===== Data records =====

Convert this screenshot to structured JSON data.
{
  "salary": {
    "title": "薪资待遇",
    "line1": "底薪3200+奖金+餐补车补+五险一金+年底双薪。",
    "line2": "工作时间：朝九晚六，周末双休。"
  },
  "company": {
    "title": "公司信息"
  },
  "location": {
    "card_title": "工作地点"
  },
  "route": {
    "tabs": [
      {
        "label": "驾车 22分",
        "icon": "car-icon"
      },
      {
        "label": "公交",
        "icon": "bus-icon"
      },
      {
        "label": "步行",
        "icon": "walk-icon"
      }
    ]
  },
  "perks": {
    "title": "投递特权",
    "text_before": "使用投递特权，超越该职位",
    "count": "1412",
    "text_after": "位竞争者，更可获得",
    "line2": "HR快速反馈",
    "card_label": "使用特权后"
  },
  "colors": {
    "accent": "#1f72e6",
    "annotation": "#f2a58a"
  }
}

=====

What this task involves:
Quote all the records exactly, please, leaving none out.

Written solution:
Convert this screenshot to structured JSON data.
{
  "salary": {
    "title": "薪资待遇",
    "line1": "底薪3200+奖金+餐补车补+五险一金+年底双薪。",
    "line2": "工作时间：朝九晚六，周末双休。"
  },
  "company": {
    "title": "公司信息"
  },
  "location": {
    "card_title": "工作地点"
  },
  "route": {
    "tabs": [
      {
        "label": "驾车 22分",
        "icon": "car-icon"
      },
      {
        "label": "公交",
        "icon": "bus-icon"
      },
      {
        "label": "步行",
        "icon": "walk-icon"
      }
    ]
  },
  "perks": {
    "title": "投递特权",
    "text_before": "使用投递特权，超越该职位",
    "count": "1412",
    "text_after": "位竞争者，更可获得",
    "line2": "HR快速反馈",
    "card_label": "使用特权后"
  },
  "colors": {
    "accent": "#1f72e6",
    "annotation": "#f2a58a"
  }
}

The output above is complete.